**Goal**
For the data below, work out how many lines contain the word "yang" and supply only that number.

===== Material =====

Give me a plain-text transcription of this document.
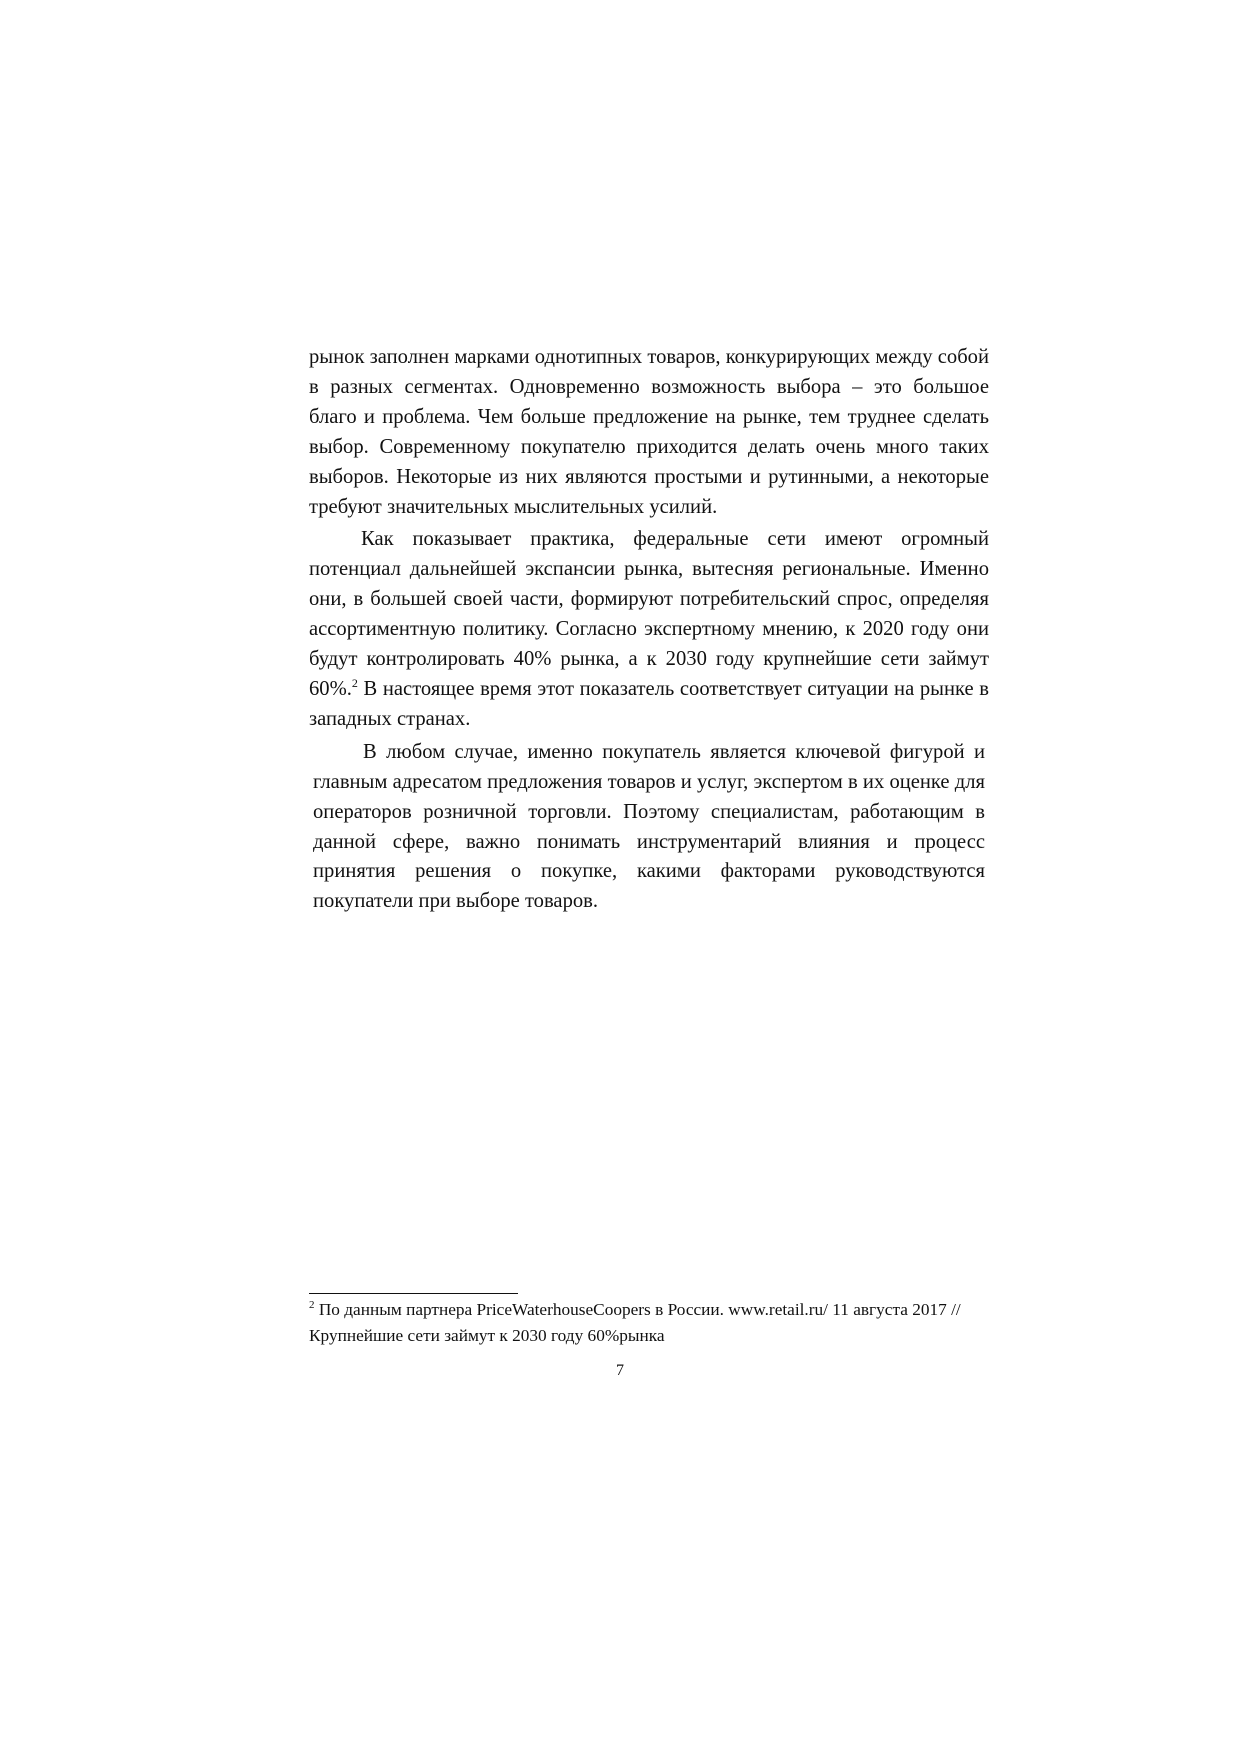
рынок заполнен марками однотипных товаров, конкурирующих между собой в разных сегментах. Одновременно возможность выбора – это большое благо и проблема. Чем больше предложение на рынке, тем труднее сделать выбор. Современному покупателю приходится делать очень много таких выборов. Некоторые из них являются простыми и рутинными, а некоторые требуют значительных мыслительных усилий.

Как показывает практика, федеральные сети имеют огромный потенциал дальнейшей экспансии рынка, вытесняя региональные. Именно они, в большей своей части, формируют потребительский спрос, определяя ассортиментную политику. Согласно экспертному мнению, к 2020 году они будут контролировать 40% рынка, а к 2030 году крупнейшие сети займут 60%.$^2$ В настоящее время этот показатель соответствует ситуации на рынке в западных странах.

В любом случае, именно покупатель является ключевой фигурой и главным адресатом предложения товаров и услуг, экспертом в их оценке для операторов розничной торговли. Поэтому специалистам, работающим в данной сфере, важно понимать инструментарий влияния и процесс принятия решения о покупке, какими факторами руководствуются покупатели при выборе товаров.

$^2$ По данным партнера PriceWaterhouseCoopers в России. www.retail.ru/ 11 августа 2017 //Крупнейшие сети займут к 2030 году 60%рынка
7
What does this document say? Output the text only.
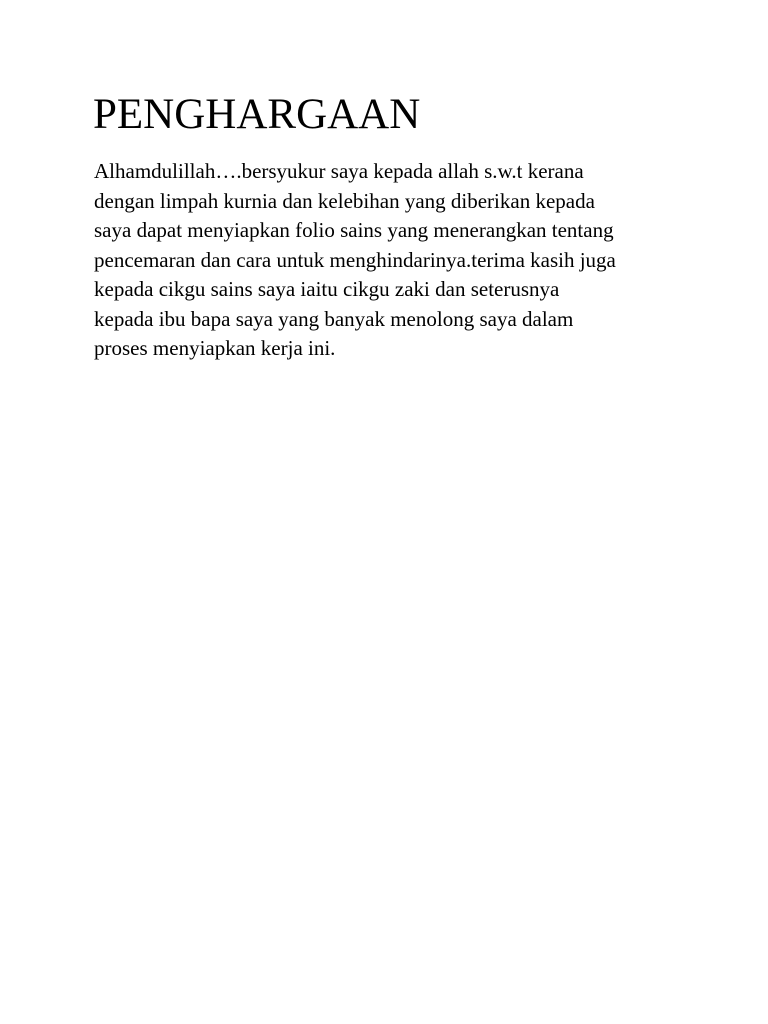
PENGHARGAAN
Alhamdulillah….bersyukur saya kepada allah s.w.t kerana
dengan limpah kurnia dan kelebihan yang diberikan kepada
saya dapat menyiapkan folio sains yang menerangkan tentang
pencemaran dan cara untuk menghindarinya.terima kasih juga
kepada cikgu sains saya iaitu cikgu zaki dan seterusnya
kepada ibu bapa saya yang banyak menolong saya dalam
proses menyiapkan kerja ini.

=====

**Result for this task**
3